• _What you are asked to do_: Filter this material down to the lines that hold "also", copying each one.

Stored records:
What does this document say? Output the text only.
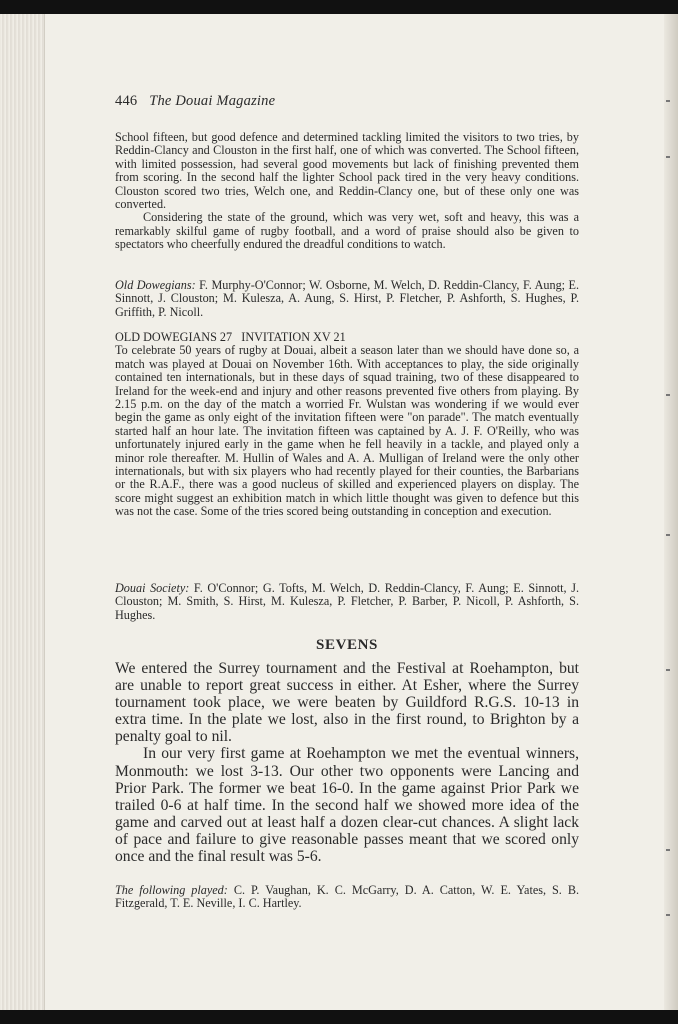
446 The Douai Magazine

School fifteen, but good defence and determined tackling limited the visitors to two tries, by Reddin-Clancy and Clouston in the first half, one of which was converted. The School fifteen, with limited possession, had several good movements but lack of finishing prevented them from scoring. In the second half the lighter School pack tired in the very heavy conditions. Clouston scored two tries, Welch one, and Reddin-Clancy one, but of these only one was converted.

Considering the state of the ground, which was very wet, soft and heavy, this was a remarkably skilful game of rugby football, and a word of praise should also be given to spectators who cheerfully endured the dreadful conditions to watch.

Old Dowegians: F. Murphy-O'Connor; W. Osborne, M. Welch, D. Reddin-Clancy, F. Aung; E. Sinnott, J. Clouston; M. Kulesza, A. Aung, S. Hirst, P. Fletcher, P. Ashforth, S. Hughes, P. Griffith, P. Nicoll.

OLD DOWEGIANS 27   INVITATION XV 21

To celebrate 50 years of rugby at Douai, albeit a season later than we should have done so, a match was played at Douai on November 16th. With acceptances to play, the side originally contained ten internationals, but in these days of squad training, two of these disappeared to Ireland for the week-end and injury and other reasons prevented five others from playing. By 2.15 p.m. on the day of the match a worried Fr. Wulstan was wondering if we would ever begin the game as only eight of the invitation fifteen were "on parade". The match eventually started half an hour late. The invitation fifteen was captained by A. J. F. O'Reilly, who was unfortunately injured early in the game when he fell heavily in a tackle, and played only a minor role thereafter. M. Hullin of Wales and A. A. Mulligan of Ireland were the only other internationals, but with six players who had recently played for their counties, the Barbarians or the R.A.F., there was a good nucleus of skilled and experienced players on display. The score might suggest an exhibition match in which little thought was given to defence but this was not the case. Some of the tries scored being outstanding in conception and execution.

Douai Society: F. O'Connor; G. Tofts, M. Welch, D. Reddin-Clancy, F. Aung; E. Sinnott, J. Clouston; M. Smith, S. Hirst, M. Kulesza, P. Fletcher, P. Barber, P. Nicoll, P. Ashforth, S. Hughes.

SEVENS

We entered the Surrey tournament and the Festival at Roehampton, but are unable to report great success in either. At Esher, where the Surrey tournament took place, we were beaten by Guildford R.G.S. 10-13 in extra time. In the plate we lost, also in the first round, to Brighton by a penalty goal to nil.

In our very first game at Roehampton we met the eventual winners, Monmouth: we lost 3-13. Our other two opponents were Lancing and Prior Park. The former we beat 16-0. In the game against Prior Park we trailed 0-6 at half time. In the second half we showed more idea of the game and carved out at least half a dozen clear-cut chances. A slight lack of pace and failure to give reasonable passes meant that we scored only once and the final result was 5-6.

The following played: C. P. Vaughan, K. C. McGarry, D. A. Catton, W. E. Yates, S. B. Fitzgerald, T. E. Neville, I. C. Hartley.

• _Correct response_:
Considering the state of the ground, which was very wet, soft and heavy, this was a remarkably skilful game of rugby football, and a word of praise should also be given to spectators who cheerfully endured the dreadful conditions to watch.
We entered the Surrey tournament and the Festival at Roehampton, but are unable to report great success in either. At Esher, where the Surrey tournament took place, we were beaten by Guildford R.G.S. 10-13 in extra time. In the plate we lost, also in the first round, to Brighton by a penalty goal to nil.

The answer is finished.